(Stored dataset items)
+ + +
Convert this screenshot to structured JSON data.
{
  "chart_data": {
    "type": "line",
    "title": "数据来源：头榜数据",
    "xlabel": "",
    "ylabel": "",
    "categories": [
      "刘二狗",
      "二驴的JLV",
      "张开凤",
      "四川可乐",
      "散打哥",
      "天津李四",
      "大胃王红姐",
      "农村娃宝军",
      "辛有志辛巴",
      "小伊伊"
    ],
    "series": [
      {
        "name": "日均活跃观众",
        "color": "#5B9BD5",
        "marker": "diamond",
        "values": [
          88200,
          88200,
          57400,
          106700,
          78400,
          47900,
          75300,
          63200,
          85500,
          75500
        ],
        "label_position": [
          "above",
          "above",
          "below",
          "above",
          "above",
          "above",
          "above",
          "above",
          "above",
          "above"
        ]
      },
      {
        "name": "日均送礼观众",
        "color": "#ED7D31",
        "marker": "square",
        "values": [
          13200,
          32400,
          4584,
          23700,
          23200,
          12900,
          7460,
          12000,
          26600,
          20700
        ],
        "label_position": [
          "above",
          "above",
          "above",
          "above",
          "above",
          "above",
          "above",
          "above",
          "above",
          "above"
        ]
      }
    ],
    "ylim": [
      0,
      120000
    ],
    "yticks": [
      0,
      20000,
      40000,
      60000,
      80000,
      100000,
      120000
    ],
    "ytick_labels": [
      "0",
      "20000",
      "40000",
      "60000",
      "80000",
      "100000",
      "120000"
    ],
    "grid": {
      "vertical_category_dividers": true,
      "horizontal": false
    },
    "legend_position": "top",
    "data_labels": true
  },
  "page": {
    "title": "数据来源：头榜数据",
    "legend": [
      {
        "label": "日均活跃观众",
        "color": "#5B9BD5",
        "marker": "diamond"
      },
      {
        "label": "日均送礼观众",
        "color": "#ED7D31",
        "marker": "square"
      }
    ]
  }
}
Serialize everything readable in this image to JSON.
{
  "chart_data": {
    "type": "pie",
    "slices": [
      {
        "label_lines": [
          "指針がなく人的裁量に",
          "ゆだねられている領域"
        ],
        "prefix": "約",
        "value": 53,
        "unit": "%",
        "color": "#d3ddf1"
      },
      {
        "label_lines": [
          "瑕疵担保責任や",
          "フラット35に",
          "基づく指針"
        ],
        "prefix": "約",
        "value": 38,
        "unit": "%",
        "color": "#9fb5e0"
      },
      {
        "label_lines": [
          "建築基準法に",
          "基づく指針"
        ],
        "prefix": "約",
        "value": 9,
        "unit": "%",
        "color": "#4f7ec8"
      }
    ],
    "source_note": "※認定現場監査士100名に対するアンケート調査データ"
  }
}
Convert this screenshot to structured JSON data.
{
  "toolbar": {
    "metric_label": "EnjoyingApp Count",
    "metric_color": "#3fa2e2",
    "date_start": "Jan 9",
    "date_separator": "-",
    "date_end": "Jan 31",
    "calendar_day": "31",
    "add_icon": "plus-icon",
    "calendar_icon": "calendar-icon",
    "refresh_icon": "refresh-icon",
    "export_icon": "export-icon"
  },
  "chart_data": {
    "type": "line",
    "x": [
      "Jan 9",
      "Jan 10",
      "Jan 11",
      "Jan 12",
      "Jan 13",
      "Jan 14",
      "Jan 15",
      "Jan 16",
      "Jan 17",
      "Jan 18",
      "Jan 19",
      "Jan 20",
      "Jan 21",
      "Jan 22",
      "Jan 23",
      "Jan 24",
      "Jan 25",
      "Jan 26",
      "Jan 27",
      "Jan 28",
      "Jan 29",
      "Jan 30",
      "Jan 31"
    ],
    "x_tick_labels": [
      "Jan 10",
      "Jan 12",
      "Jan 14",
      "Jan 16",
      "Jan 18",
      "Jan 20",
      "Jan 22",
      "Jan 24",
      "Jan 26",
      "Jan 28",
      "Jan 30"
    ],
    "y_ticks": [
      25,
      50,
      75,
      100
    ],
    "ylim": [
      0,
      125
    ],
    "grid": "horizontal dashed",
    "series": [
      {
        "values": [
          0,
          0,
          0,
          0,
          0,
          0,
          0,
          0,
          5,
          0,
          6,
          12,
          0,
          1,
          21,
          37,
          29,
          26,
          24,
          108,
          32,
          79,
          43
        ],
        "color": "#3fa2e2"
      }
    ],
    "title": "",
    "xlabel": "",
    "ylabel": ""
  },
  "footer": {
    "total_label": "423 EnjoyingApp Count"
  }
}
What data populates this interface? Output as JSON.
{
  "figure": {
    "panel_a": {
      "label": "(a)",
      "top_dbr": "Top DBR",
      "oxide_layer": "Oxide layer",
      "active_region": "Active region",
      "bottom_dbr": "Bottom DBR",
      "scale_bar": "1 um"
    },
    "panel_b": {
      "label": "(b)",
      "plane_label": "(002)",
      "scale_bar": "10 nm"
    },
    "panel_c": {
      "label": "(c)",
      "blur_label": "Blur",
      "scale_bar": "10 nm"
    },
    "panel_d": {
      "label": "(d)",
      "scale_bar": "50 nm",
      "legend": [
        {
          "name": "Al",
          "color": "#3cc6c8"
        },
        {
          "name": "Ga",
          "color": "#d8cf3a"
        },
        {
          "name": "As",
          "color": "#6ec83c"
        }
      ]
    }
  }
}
+ + +
= Instruction =
Take the line with "What data populates" and all lines after it through the end of the records, and write them out exactly; include nothing else.

= Output of the exercise =
What data populates this interface? Output as JSON.
{
  "figure": {
    "panel_a": {
      "label": "(a)",
      "top_dbr": "Top DBR",
      "oxide_layer": "Oxide layer",
      "active_region": "Active region",
      "bottom_dbr": "Bottom DBR",
      "scale_bar": "1 um"
    },
    "panel_b": {
      "label": "(b)",
      "plane_label": "(002)",
      "scale_bar": "10 nm"
    },
    "panel_c": {
      "label": "(c)",
      "blur_label": "Blur",
      "scale_bar": "10 nm"
    },
    "panel_d": {
      "label": "(d)",
      "scale_bar": "50 nm",
      "legend": [
        {
          "name": "Al",
          "color": "#3cc6c8"
        },
        {
          "name": "Ga",
          "color": "#d8cf3a"
        },
        {
          "name": "As",
          "color": "#6ec83c"
        }
      ]
    }
  }
}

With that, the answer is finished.